--- Begin EXCERPTED PASSAGE ---
The pre-treatment of berries significantly (p < 0.05) affected final PC and AA in powders and juice. The powders obtained from uncrushed fruit showed significantly more (1.4-times) AA and 1.6-times more PC than crushed berries. Positive correlations were found for TPC content (total phenolics, anthocyanins, flavan-3-ols, flavanols and PA) and AA (the ABTS and FRAP methods) (Table 5). These correlations showed that the AA of chokeberry products depends mainly on the content of PC.

3. Materials and Methods

3.1. Reagents and Standards

Acetonitrile, formic acid, methanol, ABTS (2,2′-azinobis-(3-ethylbenzothiazoline-6-sulphonic acid), Trolox (6-hydroxy-2,5,7,8-tetramethylchroman-2-carboxylic acid), TPTZ (2,4,6-Tri(2-pyridyl)-s-triazine), acetic acid phloroglucinol and eriodictyol were purchased from Sigma-Aldrich (Steinheim, Germany). (−)-Epicatechin, (+)-catechin, isoquercitrin, quercetin 3-O-glucoside, quercetin 3-O-galactoside, isorhamnetin 3-O-glucoside, chlorogenic acid, neochlorogenic acid, cryptochlorogenic acid, di-caffeic quinic acid, procyanidin B2, p-coumaric acid, caffeic acid, cyanidin-3-O-galactoside and cyanidin-3-O-glucoside were purchased from Extrasynthese (Lyon, France).
--- End EXCERPTED PASSAGE ---
--- Begin AVAILABLE DATA ---
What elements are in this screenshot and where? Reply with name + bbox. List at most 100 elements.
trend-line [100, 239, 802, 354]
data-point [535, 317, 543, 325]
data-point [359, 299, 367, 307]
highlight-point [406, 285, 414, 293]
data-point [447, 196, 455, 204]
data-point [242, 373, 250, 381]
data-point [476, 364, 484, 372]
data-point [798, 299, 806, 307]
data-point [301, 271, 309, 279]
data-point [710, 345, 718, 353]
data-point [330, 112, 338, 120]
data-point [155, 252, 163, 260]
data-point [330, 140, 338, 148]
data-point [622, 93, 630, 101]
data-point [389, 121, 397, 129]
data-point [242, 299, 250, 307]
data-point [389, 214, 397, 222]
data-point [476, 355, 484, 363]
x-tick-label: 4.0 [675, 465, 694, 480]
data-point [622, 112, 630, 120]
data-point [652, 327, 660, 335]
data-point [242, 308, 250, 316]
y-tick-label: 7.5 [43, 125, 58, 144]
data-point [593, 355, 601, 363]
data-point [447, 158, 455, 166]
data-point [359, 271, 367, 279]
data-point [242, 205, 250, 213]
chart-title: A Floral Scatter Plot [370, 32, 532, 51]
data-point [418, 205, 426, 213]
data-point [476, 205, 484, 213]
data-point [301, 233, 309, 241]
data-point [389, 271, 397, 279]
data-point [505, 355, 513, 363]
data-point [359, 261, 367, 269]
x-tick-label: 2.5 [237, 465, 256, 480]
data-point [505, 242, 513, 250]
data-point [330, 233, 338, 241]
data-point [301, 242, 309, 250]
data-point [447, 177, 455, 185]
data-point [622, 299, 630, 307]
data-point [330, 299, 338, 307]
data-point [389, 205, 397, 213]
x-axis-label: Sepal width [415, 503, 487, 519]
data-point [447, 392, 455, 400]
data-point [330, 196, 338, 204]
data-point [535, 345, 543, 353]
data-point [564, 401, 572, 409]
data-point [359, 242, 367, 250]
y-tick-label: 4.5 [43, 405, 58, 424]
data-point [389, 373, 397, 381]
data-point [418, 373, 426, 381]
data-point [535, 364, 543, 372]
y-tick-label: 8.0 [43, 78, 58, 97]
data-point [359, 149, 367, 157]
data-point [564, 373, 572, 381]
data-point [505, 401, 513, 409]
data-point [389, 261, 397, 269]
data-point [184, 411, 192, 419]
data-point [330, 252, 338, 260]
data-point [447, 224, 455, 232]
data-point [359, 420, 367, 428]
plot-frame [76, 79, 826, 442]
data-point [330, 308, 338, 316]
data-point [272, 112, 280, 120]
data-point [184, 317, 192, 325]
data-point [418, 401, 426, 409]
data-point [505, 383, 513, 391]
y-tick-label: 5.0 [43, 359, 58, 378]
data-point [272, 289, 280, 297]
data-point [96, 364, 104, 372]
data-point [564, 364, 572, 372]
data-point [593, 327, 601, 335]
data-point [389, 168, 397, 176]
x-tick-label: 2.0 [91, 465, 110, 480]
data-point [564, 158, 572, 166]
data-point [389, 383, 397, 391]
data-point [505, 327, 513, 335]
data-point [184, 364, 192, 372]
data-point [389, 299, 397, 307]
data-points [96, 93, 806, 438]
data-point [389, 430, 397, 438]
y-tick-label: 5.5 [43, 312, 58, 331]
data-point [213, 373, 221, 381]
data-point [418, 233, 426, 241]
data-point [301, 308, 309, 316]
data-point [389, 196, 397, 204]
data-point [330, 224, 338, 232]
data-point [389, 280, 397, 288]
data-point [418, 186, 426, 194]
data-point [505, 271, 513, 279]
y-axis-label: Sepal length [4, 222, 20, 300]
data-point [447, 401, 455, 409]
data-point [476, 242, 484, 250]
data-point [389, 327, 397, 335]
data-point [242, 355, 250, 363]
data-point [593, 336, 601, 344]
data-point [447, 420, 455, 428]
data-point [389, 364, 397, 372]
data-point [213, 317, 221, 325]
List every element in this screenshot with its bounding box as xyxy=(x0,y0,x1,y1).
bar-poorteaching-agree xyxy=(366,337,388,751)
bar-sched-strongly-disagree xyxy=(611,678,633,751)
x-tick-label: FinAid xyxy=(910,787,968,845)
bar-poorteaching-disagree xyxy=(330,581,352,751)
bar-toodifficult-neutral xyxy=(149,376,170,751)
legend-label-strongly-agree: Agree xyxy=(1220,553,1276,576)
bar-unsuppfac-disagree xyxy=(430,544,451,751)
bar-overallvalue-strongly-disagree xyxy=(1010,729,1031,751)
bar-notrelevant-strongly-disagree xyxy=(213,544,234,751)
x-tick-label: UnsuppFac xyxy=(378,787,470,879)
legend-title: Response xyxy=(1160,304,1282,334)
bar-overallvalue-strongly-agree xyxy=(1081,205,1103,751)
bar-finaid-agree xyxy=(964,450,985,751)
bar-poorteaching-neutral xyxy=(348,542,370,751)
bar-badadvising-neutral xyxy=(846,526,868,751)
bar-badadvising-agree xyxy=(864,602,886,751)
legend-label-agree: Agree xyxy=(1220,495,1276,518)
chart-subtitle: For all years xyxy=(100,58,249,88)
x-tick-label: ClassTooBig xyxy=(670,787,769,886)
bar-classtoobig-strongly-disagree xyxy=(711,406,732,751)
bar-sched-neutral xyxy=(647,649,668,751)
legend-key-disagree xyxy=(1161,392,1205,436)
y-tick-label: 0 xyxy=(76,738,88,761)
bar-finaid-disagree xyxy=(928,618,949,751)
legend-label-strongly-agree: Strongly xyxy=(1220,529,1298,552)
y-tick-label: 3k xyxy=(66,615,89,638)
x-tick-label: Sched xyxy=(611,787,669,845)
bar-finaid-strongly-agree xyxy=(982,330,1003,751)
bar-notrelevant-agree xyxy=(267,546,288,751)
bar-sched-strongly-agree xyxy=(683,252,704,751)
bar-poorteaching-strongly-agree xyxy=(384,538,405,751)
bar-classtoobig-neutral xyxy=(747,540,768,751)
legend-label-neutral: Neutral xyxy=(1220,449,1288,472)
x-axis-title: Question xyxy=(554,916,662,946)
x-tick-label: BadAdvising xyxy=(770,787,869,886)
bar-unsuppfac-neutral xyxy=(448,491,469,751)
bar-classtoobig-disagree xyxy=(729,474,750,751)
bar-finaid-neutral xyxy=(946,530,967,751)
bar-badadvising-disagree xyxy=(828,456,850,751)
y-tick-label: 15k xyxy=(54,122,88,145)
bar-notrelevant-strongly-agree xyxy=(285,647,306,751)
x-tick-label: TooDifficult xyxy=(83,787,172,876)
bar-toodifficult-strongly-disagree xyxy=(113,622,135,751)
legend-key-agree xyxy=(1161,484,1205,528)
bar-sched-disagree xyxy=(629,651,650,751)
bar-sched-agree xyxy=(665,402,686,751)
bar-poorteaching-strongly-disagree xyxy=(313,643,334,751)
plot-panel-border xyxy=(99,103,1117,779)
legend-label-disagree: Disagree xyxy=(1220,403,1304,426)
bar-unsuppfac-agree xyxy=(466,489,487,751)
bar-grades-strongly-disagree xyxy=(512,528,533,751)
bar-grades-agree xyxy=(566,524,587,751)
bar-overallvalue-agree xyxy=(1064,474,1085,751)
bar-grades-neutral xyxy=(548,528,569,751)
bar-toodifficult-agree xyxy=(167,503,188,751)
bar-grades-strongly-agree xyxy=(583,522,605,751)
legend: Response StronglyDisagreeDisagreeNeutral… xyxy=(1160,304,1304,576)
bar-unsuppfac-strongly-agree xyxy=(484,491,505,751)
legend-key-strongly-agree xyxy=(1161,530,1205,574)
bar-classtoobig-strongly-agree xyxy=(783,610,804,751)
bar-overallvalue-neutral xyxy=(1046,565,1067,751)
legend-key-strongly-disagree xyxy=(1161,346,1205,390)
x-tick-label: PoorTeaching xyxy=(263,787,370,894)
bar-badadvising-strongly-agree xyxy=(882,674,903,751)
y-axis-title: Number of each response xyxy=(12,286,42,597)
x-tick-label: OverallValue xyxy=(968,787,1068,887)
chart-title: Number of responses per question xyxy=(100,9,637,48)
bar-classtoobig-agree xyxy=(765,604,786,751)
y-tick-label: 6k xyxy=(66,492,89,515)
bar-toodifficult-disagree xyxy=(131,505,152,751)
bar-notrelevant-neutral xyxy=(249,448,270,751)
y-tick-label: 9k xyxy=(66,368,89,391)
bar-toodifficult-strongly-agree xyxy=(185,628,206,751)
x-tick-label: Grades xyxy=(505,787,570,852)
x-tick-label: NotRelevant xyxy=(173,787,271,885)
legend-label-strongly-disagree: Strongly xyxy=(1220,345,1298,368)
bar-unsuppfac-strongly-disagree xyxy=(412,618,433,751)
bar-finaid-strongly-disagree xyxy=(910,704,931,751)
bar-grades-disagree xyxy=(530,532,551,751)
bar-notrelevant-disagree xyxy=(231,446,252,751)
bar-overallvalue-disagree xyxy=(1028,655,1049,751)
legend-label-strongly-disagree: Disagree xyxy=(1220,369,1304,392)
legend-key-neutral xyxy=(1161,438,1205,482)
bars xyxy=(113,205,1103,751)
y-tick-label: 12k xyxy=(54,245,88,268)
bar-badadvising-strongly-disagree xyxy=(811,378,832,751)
--- End AVAILABLE DATA ---
*GIVEN REQUEST 1:*
Answer these questions from the passage on chokeberry products:
(a) How many times more PC did powders from uncrushed fruit show compared with crushed berries?
(b) Which two methods are named for measuring AA in the positive correlations?
(c) From which company, and in which city, was cyanidin-3-O-galactoside purchased?
*GIVEN REQUEST 2:*
In the stored records, substitute "regression-line" for "trend-line" in the part running from the first line of the entries through the line containing "data-point [389, 214, 397, 222]", both included. Return only that part, with everything else unchanged.
The passage and the stored records are independent of each other and do not share a subject.

*FULL OUTPUT 1:*
(a) 1.6 times more.
(b) The ABTS and FRAP methods.
(c) Extrasynthese, in Lyon, France.

*FULL OUTPUT 2:*
What elements are in this screenshot and where? Reply with name + bbox. List at most 100 elements.
regression-line [100, 239, 802, 354]
data-point [535, 317, 543, 325]
data-point [359, 299, 367, 307]
highlight-point [406, 285, 414, 293]
data-point [447, 196, 455, 204]
data-point [242, 373, 250, 381]
data-point [476, 364, 484, 372]
data-point [798, 299, 806, 307]
data-point [301, 271, 309, 279]
data-point [710, 345, 718, 353]
data-point [330, 112, 338, 120]
data-point [155, 252, 163, 260]
data-point [330, 140, 338, 148]
data-point [622, 93, 630, 101]
data-point [389, 121, 397, 129]
data-point [242, 299, 250, 307]
data-point [389, 214, 397, 222]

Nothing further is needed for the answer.